The problem:
Skip the pictures. Copy all the rest of the records down exactly.

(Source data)
:::::

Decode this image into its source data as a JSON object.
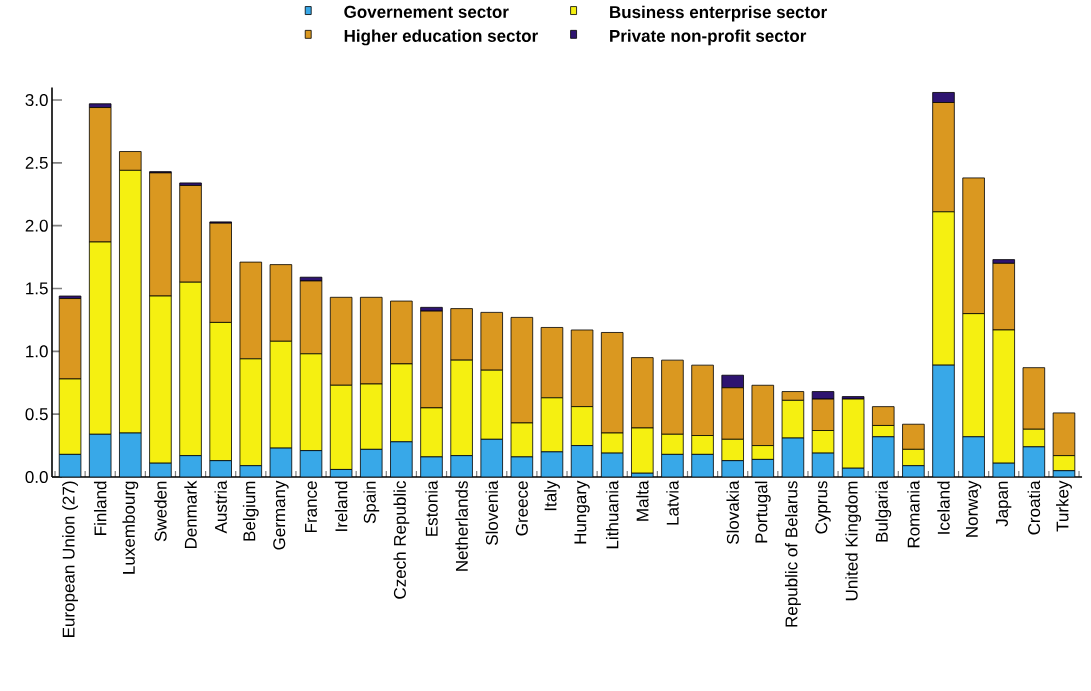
{
  "chart_data": {
    "type": "bar",
    "stacked": true,
    "legend": "top",
    "grid": false,
    "categories": [
      "European Union (27)",
      "Finland",
      "Luxembourg",
      "Sweden",
      "Denmark",
      "Austria",
      "Belgium",
      "Germany",
      "France",
      "Ireland",
      "Spain",
      "Czech Republic",
      "Estonia",
      "Netherlands",
      "Slovenia",
      "Greece",
      "Italy",
      "Hungary",
      "Lithuania",
      "Malta",
      "Latvia",
      null,
      "Slovakia",
      "Portugal",
      "Republic of Belarus",
      "Cyprus",
      "United Kingdom",
      "Bulgaria",
      "Romania",
      "Iceland",
      "Norway",
      "Japan",
      "Croatia",
      "Turkey"
    ],
    "series": [
      {
        "name": "Governement sector",
        "color": "#38a8e8",
        "values": [
          0.18,
          0.34,
          0.35,
          0.11,
          0.17,
          0.13,
          0.09,
          0.23,
          0.21,
          0.06,
          0.22,
          0.28,
          0.16,
          0.17,
          0.3,
          0.16,
          0.2,
          0.25,
          0.19,
          0.03,
          0.18,
          0.18,
          0.13,
          0.14,
          0.31,
          0.19,
          0.07,
          0.32,
          0.09,
          0.89,
          0.32,
          0.11,
          0.24,
          0.05
        ]
      },
      {
        "name": "Business enterprise sector",
        "color": "#f5f011",
        "values": [
          0.6,
          1.53,
          2.09,
          1.33,
          1.38,
          1.1,
          0.85,
          0.85,
          0.77,
          0.67,
          0.52,
          0.62,
          0.39,
          0.76,
          0.55,
          0.27,
          0.43,
          0.31,
          0.16,
          0.36,
          0.16,
          0.15,
          0.17,
          0.11,
          0.3,
          0.18,
          0.55,
          0.09,
          0.13,
          1.22,
          0.98,
          1.06,
          0.14,
          0.12
        ]
      },
      {
        "name": "Higher education sector",
        "color": "#da9820",
        "values": [
          0.64,
          1.07,
          0.15,
          0.98,
          0.77,
          0.79,
          0.77,
          0.61,
          0.58,
          0.7,
          0.69,
          0.5,
          0.77,
          0.41,
          0.46,
          0.84,
          0.56,
          0.61,
          0.8,
          0.56,
          0.59,
          0.56,
          0.41,
          0.48,
          0.07,
          0.25,
          null,
          0.15,
          0.2,
          0.87,
          1.08,
          0.53,
          0.49,
          0.34
        ]
      },
      {
        "name": "Private non-profit  sector",
        "color": "#2e1470",
        "values": [
          0.02,
          0.03,
          null,
          0.01,
          0.02,
          0.01,
          null,
          null,
          0.03,
          null,
          null,
          null,
          0.03,
          null,
          null,
          null,
          null,
          null,
          null,
          null,
          null,
          null,
          0.1,
          null,
          null,
          0.06,
          0.02,
          null,
          null,
          0.08,
          null,
          0.03,
          null,
          null
        ]
      }
    ],
    "ylim": [
      0,
      3.1
    ],
    "yticks": [
      {
        "value": 0,
        "label": "0.0"
      },
      {
        "value": 0.5,
        "label": "0.5"
      },
      {
        "value": 1,
        "label": "1.0"
      },
      {
        "value": 1.5,
        "label": "1.5"
      },
      {
        "value": 2,
        "label": "2.0"
      },
      {
        "value": 2.5,
        "label": "2.5"
      },
      {
        "value": 3,
        "label": "3.0"
      }
    ]
  }
}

:::::

Reply to the task:
Decode this image into its source data as a JSON object.
{
  "chart_data": {
    "type": "bar",
    "stacked": true,
    "legend": "top",
    "grid": false,
    "categories": [
      "European Union (27)",
      "Finland",
      "Luxembourg",
      "Sweden",
      "Denmark",
      "Austria",
      "Belgium",
      "Germany",
      "France",
      "Ireland",
      "Spain",
      "Czech Republic",
      "Estonia",
      "Netherlands",
      "Slovenia",
      "Greece",
      "Italy",
      "Hungary",
      "Lithuania",
      "Malta",
      "Latvia",
      null,
      "Slovakia",
      "Portugal",
      "Republic of Belarus",
      "Cyprus",
      "United Kingdom",
      "Bulgaria",
      "Romania",
      "Iceland",
      "Norway",
      "Japan",
      "Croatia",
      "Turkey"
    ],
    "series": [
      {
        "name": "Governement sector",
        "color": "#38a8e8",
        "values": [
          0.18,
          0.34,
          0.35,
          0.11,
          0.17,
          0.13,
          0.09,
          0.23,
          0.21,
          0.06,
          0.22,
          0.28,
          0.16,
          0.17,
          0.3,
          0.16,
          0.2,
          0.25,
          0.19,
          0.03,
          0.18,
          0.18,
          0.13,
          0.14,
          0.31,
          0.19,
          0.07,
          0.32,
          0.09,
          0.89,
          0.32,
          0.11,
          0.24,
          0.05
        ]
      },
      {
        "name": "Business enterprise sector",
        "color": "#f5f011",
        "values": [
          0.6,
          1.53,
          2.09,
          1.33,
          1.38,
          1.1,
          0.85,
          0.85,
          0.77,
          0.67,
          0.52,
          0.62,
          0.39,
          0.76,
          0.55,
          0.27,
          0.43,
          0.31,
          0.16,
          0.36,
          0.16,
          0.15,
          0.17,
          0.11,
          0.3,
          0.18,
          0.55,
          0.09,
          0.13,
          1.22,
          0.98,
          1.06,
          0.14,
          0.12
        ]
      },
      {
        "name": "Higher education sector",
        "color": "#da9820",
        "values": [
          0.64,
          1.07,
          0.15,
          0.98,
          0.77,
          0.79,
          0.77,
          0.61,
          0.58,
          0.7,
          0.69,
          0.5,
          0.77,
          0.41,
          0.46,
          0.84,
          0.56,
          0.61,
          0.8,
          0.56,
          0.59,
          0.56,
          0.41,
          0.48,
          0.07,
          0.25,
          null,
          0.15,
          0.2,
          0.87,
          1.08,
          0.53,
          0.49,
          0.34
        ]
      },
      {
        "name": "Private non-profit  sector",
        "color": "#2e1470",
        "values": [
          0.02,
          0.03,
          null,
          0.01,
          0.02,
          0.01,
          null,
          null,
          0.03,
          null,
          null,
          null,
          0.03,
          null,
          null,
          null,
          null,
          null,
          null,
          null,
          null,
          null,
          0.1,
          null,
          null,
          0.06,
          0.02,
          null,
          null,
          0.08,
          null,
          0.03,
          null,
          null
        ]
      }
    ],
    "ylim": [
      0,
      3.1
    ],
    "yticks": [
      {
        "value": 0,
        "label": "0.0"
      },
      {
        "value": 0.5,
        "label": "0.5"
      },
      {
        "value": 1,
        "label": "1.0"
      },
      {
        "value": 1.5,
        "label": "1.5"
      },
      {
        "value": 2,
        "label": "2.0"
      },
      {
        "value": 2.5,
        "label": "2.5"
      },
      {
        "value": 3,
        "label": "3.0"
      }
    ]
  }
}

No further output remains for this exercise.